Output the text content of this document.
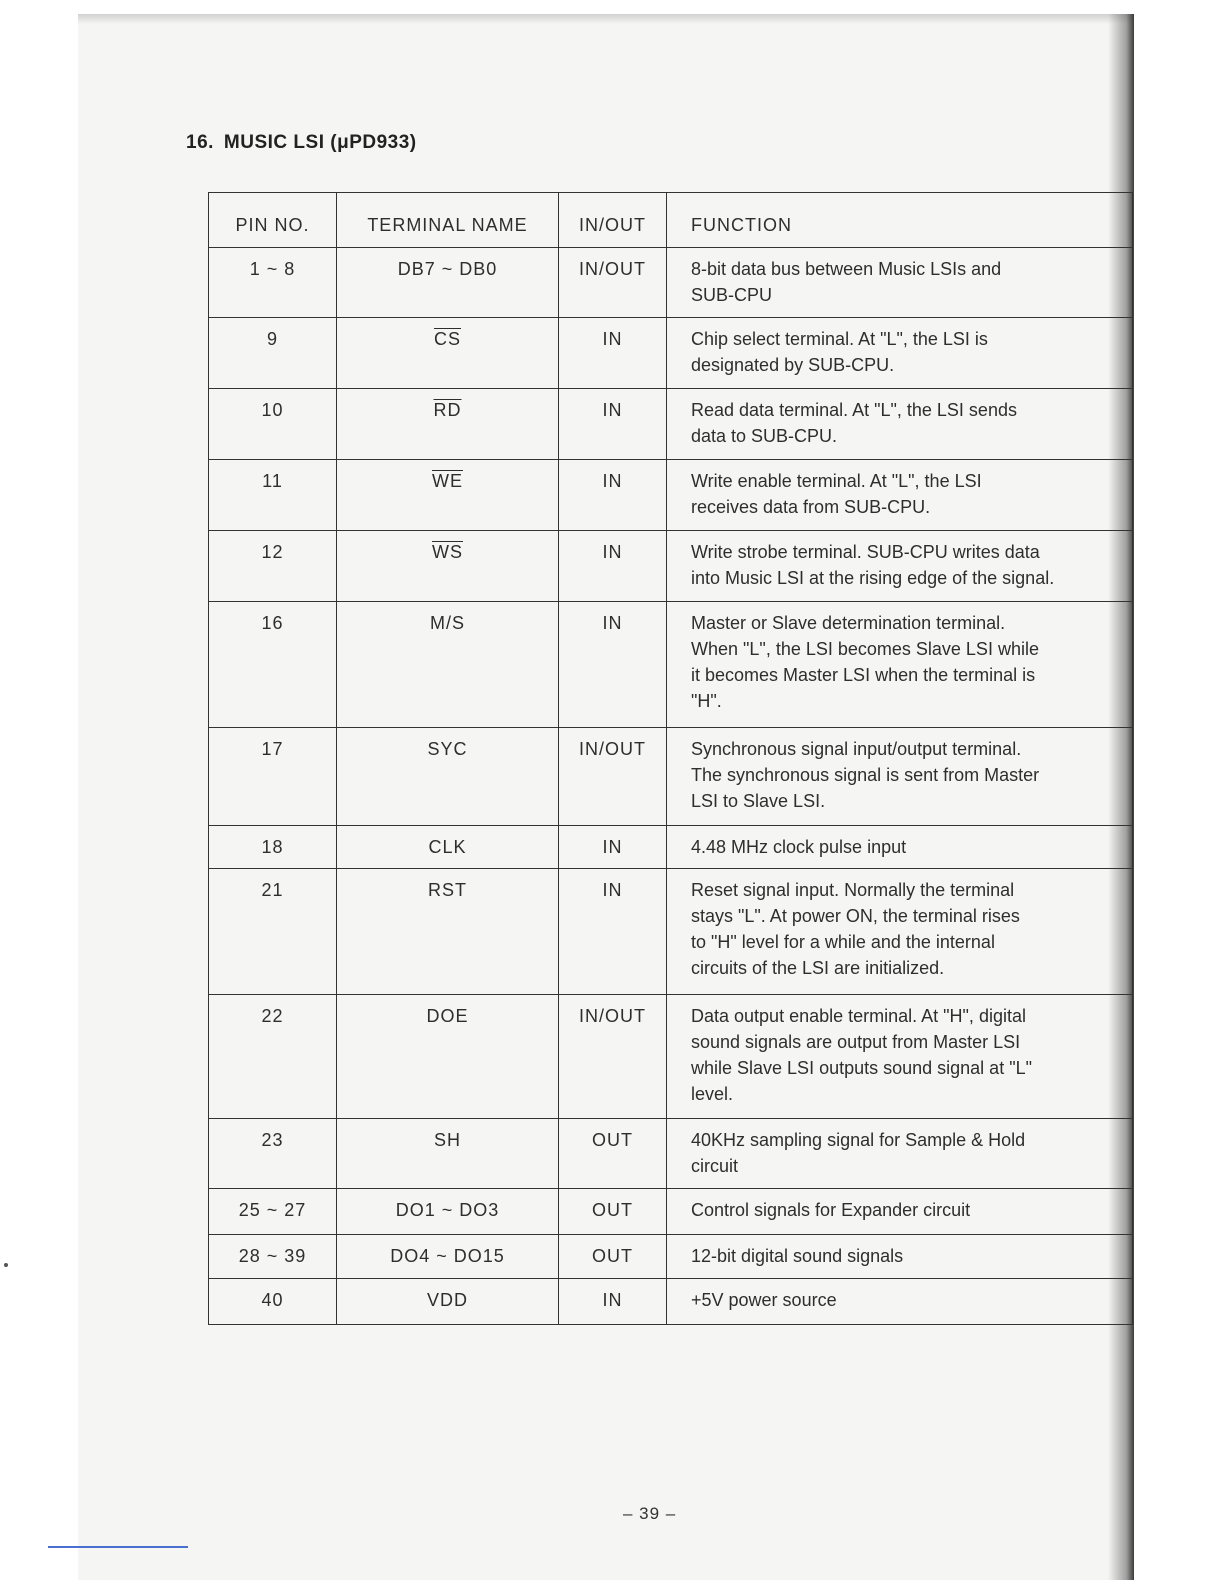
16. MUSIC LSI (μPD933)
PIN NO.	TERMINAL NAME	IN/OUT	FUNCTION
1 ~ 8	DB7 ~ DB0	IN/OUT	8-bit data bus between Music LSIs and
SUB-CPU
9	$\overline{CS}$	IN	Chip select terminal. At "L", the LSI is
designated by SUB-CPU.
10	$\overline{RD}$	IN	Read data terminal. At "L", the LSI sends
data to SUB-CPU.
11	$\overline{WE}$	IN	Write enable terminal. At "L", the LSI
receives data from SUB-CPU.
12	$\overline{WS}$	IN	Write strobe terminal. SUB-CPU writes data
into Music LSI at the rising edge of the signal.
16	M/S	IN	Master or Slave determination terminal.
When "L", the LSI becomes Slave LSI while
it becomes Master LSI when the terminal is
"H".
17	SYC	IN/OUT	Synchronous signal input/output terminal.
The synchronous signal is sent from Master
LSI to Slave LSI.
18	CLK	IN	4.48 MHz clock pulse input
21	RST	IN	Reset signal input. Normally the terminal
stays "L". At power ON, the terminal rises
to "H" level for a while and the internal
circuits of the LSI are initialized.
22	DOE	IN/OUT	Data output enable terminal. At "H", digital
sound signals are output from Master LSI
while Slave LSI outputs sound signal at "L"
level.
23	SH	OUT	40KHz sampling signal for Sample & Hold
circuit
25 ~ 27	DO1 ~ DO3	OUT	Control signals for Expander circuit
28 ~ 39	DO4 ~ DO15	OUT	12-bit digital sound signals
40	VDD	IN	+5V power source
– 39 –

§ §

Aim of the exercise. Repeat all of the records verbatim, leaving out the pictures.

Solution for this exercise.
Output the text content of this document.
16. MUSIC LSI (μPD933)
PIN NO.	TERMINAL NAME	IN/OUT	FUNCTION
1 ~ 8	DB7 ~ DB0	IN/OUT	8-bit data bus between Music LSIs and
SUB-CPU
9	$\overline{CS}$	IN	Chip select terminal. At "L", the LSI is
designated by SUB-CPU.
10	$\overline{RD}$	IN	Read data terminal. At "L", the LSI sends
data to SUB-CPU.
11	$\overline{WE}$	IN	Write enable terminal. At "L", the LSI
receives data from SUB-CPU.
12	$\overline{WS}$	IN	Write strobe terminal. SUB-CPU writes data
into Music LSI at the rising edge of the signal.
16	M/S	IN	Master or Slave determination terminal.
When "L", the LSI becomes Slave LSI while
it becomes Master LSI when the terminal is
"H".
17	SYC	IN/OUT	Synchronous signal input/output terminal.
The synchronous signal is sent from Master
LSI to Slave LSI.
18	CLK	IN	4.48 MHz clock pulse input
21	RST	IN	Reset signal input. Normally the terminal
stays "L". At power ON, the terminal rises
to "H" level for a while and the internal
circuits of the LSI are initialized.
22	DOE	IN/OUT	Data output enable terminal. At "H", digital
sound signals are output from Master LSI
while Slave LSI outputs sound signal at "L"
level.
23	SH	OUT	40KHz sampling signal for Sample & Hold
circuit
25 ~ 27	DO1 ~ DO3	OUT	Control signals for Expander circuit
28 ~ 39	DO4 ~ DO15	OUT	12-bit digital sound signals
40	VDD	IN	+5V power source
– 39 –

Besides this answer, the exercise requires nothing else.